-- BEGIN Material shown --

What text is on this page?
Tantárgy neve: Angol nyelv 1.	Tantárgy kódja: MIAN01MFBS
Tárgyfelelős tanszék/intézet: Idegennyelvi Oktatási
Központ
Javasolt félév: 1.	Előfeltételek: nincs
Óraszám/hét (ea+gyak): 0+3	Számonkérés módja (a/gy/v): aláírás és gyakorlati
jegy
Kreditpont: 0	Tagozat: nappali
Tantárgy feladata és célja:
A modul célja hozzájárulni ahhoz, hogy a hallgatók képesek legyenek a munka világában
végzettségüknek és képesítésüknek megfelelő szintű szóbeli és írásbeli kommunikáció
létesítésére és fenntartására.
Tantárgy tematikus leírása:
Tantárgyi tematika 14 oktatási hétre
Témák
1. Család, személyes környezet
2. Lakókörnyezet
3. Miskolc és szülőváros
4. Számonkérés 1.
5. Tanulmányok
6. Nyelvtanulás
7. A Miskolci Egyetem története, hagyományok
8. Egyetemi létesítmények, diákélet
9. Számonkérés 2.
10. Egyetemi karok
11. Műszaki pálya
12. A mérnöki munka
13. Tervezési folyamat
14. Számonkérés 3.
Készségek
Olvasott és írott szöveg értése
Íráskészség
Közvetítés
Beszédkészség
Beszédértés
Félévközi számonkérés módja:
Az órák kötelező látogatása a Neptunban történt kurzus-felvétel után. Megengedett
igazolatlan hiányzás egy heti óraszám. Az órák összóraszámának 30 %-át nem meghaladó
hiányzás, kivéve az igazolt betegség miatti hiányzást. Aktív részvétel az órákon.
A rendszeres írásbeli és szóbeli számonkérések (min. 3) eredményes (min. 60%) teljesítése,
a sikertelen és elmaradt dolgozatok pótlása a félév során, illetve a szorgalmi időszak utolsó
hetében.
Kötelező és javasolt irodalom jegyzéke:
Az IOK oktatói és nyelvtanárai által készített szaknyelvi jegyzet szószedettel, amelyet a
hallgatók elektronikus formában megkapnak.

-- END Material shown --

--- Exercise brief ---
Search the lines for the string "munka" and copy every line that has it.

--- Completed task ---
A modul célja hozzájárulni ahhoz, hogy a hallgatók képesek legyenek a munka világában
12. A mérnöki munka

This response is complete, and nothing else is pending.